Objective: Print out every line, exactly as written.

— Start Supplied data —

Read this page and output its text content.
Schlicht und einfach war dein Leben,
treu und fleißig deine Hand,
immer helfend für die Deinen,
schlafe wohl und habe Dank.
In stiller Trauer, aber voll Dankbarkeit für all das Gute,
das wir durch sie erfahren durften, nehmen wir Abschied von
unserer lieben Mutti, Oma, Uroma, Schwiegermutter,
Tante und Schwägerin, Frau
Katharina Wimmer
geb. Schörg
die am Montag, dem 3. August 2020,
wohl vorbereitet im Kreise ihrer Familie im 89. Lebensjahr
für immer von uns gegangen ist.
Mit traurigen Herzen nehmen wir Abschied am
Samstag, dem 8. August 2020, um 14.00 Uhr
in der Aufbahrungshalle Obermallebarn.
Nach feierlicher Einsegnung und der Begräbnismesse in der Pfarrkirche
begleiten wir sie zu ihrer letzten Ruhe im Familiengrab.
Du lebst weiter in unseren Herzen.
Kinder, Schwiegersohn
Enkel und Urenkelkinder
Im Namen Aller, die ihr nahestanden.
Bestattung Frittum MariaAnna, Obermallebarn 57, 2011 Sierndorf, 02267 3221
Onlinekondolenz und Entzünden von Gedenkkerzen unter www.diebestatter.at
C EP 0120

— End Supplied data —

Answer in full:
Read this page and output its text content.
Schlicht und einfach war dein Leben,
treu und fleißig deine Hand,
immer helfend für die Deinen,
schlafe wohl und habe Dank.
In stiller Trauer, aber voll Dankbarkeit für all das Gute,
das wir durch sie erfahren durften, nehmen wir Abschied von
unserer lieben Mutti, Oma, Uroma, Schwiegermutter,
Tante und Schwägerin, Frau
Katharina Wimmer
geb. Schörg
die am Montag, dem 3. August 2020,
wohl vorbereitet im Kreise ihrer Familie im 89. Lebensjahr
für immer von uns gegangen ist.
Mit traurigen Herzen nehmen wir Abschied am
Samstag, dem 8. August 2020, um 14.00 Uhr
in der Aufbahrungshalle Obermallebarn.
Nach feierlicher Einsegnung und der Begräbnismesse in der Pfarrkirche
begleiten wir sie zu ihrer letzten Ruhe im Familiengrab.
Du lebst weiter in unseren Herzen.
Kinder, Schwiegersohn
Enkel und Urenkelkinder
Im Namen Aller, die ihr nahestanden.
Bestattung Frittum MariaAnna, Obermallebarn 57, 2011 Sierndorf, 02267 3221
Onlinekondolenz und Entzünden von Gedenkkerzen unter www.diebestatter.at
C EP 0120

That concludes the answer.